Dataset entries:

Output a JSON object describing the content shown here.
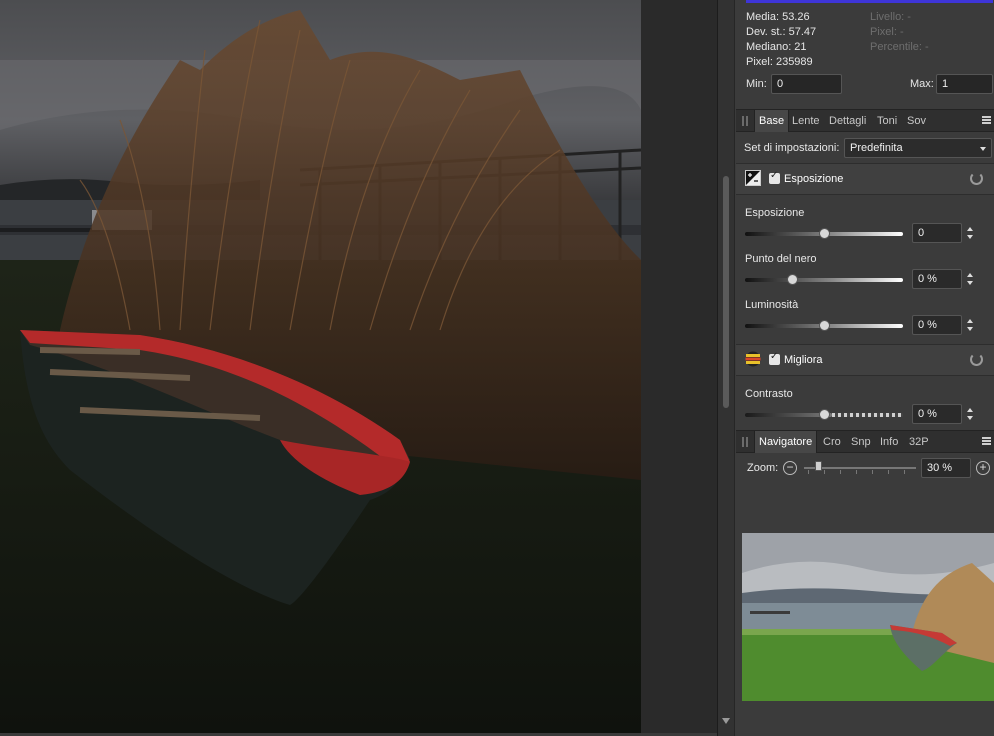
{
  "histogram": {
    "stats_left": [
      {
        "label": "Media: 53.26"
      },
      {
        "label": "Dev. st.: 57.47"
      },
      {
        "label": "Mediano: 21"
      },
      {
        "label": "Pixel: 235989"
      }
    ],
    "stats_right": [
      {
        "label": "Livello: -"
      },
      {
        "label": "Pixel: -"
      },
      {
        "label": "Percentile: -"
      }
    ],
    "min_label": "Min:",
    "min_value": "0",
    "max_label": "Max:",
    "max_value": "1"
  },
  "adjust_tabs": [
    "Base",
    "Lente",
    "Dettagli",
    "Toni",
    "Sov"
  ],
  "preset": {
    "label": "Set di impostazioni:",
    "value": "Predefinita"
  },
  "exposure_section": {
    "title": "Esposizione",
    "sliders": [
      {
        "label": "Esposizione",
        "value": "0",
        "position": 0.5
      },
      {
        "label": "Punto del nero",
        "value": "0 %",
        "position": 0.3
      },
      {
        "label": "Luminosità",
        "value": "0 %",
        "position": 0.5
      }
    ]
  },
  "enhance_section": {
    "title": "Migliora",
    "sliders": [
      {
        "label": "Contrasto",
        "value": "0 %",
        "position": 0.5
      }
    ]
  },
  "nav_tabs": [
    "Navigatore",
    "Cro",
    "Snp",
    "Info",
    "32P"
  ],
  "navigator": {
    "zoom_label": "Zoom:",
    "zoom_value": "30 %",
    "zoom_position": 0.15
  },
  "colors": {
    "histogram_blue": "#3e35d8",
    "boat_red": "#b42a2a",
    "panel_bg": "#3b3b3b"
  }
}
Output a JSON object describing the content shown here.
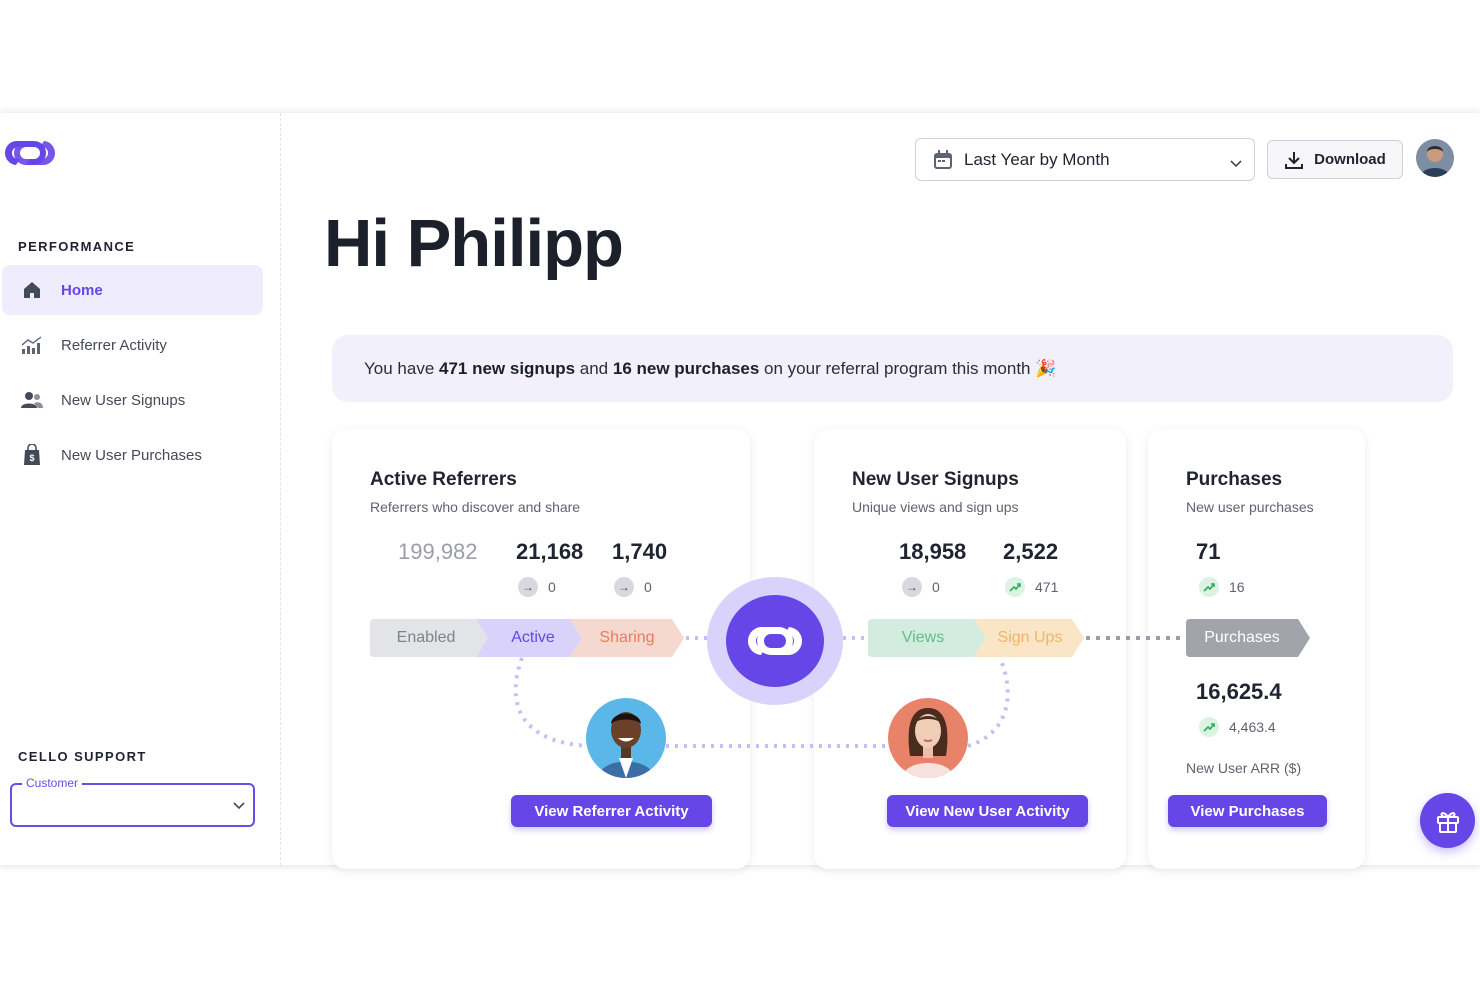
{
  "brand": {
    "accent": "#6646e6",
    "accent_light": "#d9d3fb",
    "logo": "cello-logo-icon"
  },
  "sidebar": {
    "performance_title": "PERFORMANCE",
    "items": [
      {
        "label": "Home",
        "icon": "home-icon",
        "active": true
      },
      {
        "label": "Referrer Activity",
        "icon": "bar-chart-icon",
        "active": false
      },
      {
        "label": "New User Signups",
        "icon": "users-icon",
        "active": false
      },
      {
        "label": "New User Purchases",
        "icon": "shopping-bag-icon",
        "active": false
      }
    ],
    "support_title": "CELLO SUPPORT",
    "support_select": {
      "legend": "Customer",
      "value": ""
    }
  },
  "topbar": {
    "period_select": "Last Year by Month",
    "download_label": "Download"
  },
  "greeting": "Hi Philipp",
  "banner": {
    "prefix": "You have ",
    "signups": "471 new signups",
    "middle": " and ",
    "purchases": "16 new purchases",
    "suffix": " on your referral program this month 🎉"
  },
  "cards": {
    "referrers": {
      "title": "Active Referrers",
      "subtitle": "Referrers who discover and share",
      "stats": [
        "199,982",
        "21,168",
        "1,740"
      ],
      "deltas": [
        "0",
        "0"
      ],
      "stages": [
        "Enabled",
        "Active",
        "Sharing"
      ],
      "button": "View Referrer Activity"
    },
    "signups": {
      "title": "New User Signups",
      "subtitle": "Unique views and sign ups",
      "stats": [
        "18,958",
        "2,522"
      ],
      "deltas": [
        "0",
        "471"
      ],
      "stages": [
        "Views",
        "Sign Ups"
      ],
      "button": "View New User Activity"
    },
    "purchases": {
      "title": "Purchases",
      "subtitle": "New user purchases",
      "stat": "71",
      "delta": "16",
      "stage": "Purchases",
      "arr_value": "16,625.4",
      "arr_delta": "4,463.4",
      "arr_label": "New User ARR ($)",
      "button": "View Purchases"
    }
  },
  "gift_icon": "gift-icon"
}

▶ [PROBLEM STATEMENT] Reproduce every line of the material precisely, omitting its pictures.

▶ [ANSWER TO THIS TASK]
Output a JSON object describing the content shown here.
{
  "histogram": {
    "stats_left": [
      {
        "label": "Media: 53.26"
      },
      {
        "label": "Dev. st.: 57.47"
      },
      {
        "label": "Mediano: 21"
      },
      {
        "label": "Pixel: 235989"
      }
    ],
    "stats_right": [
      {
        "label": "Livello: -"
      },
      {
        "label": "Pixel: -"
      },
      {
        "label": "Percentile: -"
      }
    ],
    "min_label": "Min:",
    "min_value": "0",
    "max_label": "Max:",
    "max_value": "1"
  },
  "adjust_tabs": [
    "Base",
    "Lente",
    "Dettagli",
    "Toni",
    "Sov"
  ],
  "preset": {
    "label": "Set di impostazioni:",
    "value": "Predefinita"
  },
  "exposure_section": {
    "title": "Esposizione",
    "sliders": [
      {
        "label": "Esposizione",
        "value": "0",
        "position": 0.5
      },
      {
        "label": "Punto del nero",
        "value": "0 %",
        "position": 0.3
      },
      {
        "label": "Luminosità",
        "value": "0 %",
        "position": 0.5
      }
    ]
  },
  "enhance_section": {
    "title": "Migliora",
    "sliders": [
      {
        "label": "Contrasto",
        "value": "0 %",
        "position": 0.5
      }
    ]
  },
  "nav_tabs": [
    "Navigatore",
    "Cro",
    "Snp",
    "Info",
    "32P"
  ],
  "navigator": {
    "zoom_label": "Zoom:",
    "zoom_value": "30 %",
    "zoom_position": 0.15
  },
  "colors": {
    "histogram_blue": "#3e35d8",
    "boat_red": "#b42a2a",
    "panel_bg": "#3b3b3b"
  }
}
Output a JSON object describing the content shown here.
{
  "brand": {
    "accent": "#6646e6",
    "accent_light": "#d9d3fb",
    "logo": "cello-logo-icon"
  },
  "sidebar": {
    "performance_title": "PERFORMANCE",
    "items": [
      {
        "label": "Home",
        "icon": "home-icon",
        "active": true
      },
      {
        "label": "Referrer Activity",
        "icon": "bar-chart-icon",
        "active": false
      },
      {
        "label": "New User Signups",
        "icon": "users-icon",
        "active": false
      },
      {
        "label": "New User Purchases",
        "icon": "shopping-bag-icon",
        "active": false
      }
    ],
    "support_title": "CELLO SUPPORT",
    "support_select": {
      "legend": "Customer",
      "value": ""
    }
  },
  "topbar": {
    "period_select": "Last Year by Month",
    "download_label": "Download"
  },
  "greeting": "Hi Philipp",
  "banner": {
    "prefix": "You have ",
    "signups": "471 new signups",
    "middle": " and ",
    "purchases": "16 new purchases",
    "suffix": " on your referral program this month 🎉"
  },
  "cards": {
    "referrers": {
      "title": "Active Referrers",
      "subtitle": "Referrers who discover and share",
      "stats": [
        "199,982",
        "21,168",
        "1,740"
      ],
      "deltas": [
        "0",
        "0"
      ],
      "stages": [
        "Enabled",
        "Active",
        "Sharing"
      ],
      "button": "View Referrer Activity"
    },
    "signups": {
      "title": "New User Signups",
      "subtitle": "Unique views and sign ups",
      "stats": [
        "18,958",
        "2,522"
      ],
      "deltas": [
        "0",
        "471"
      ],
      "stages": [
        "Views",
        "Sign Ups"
      ],
      "button": "View New User Activity"
    },
    "purchases": {
      "title": "Purchases",
      "subtitle": "New user purchases",
      "stat": "71",
      "delta": "16",
      "stage": "Purchases",
      "arr_value": "16,625.4",
      "arr_delta": "4,463.4",
      "arr_label": "New User ARR ($)",
      "button": "View Purchases"
    }
  },
  "gift_icon": "gift-icon"
}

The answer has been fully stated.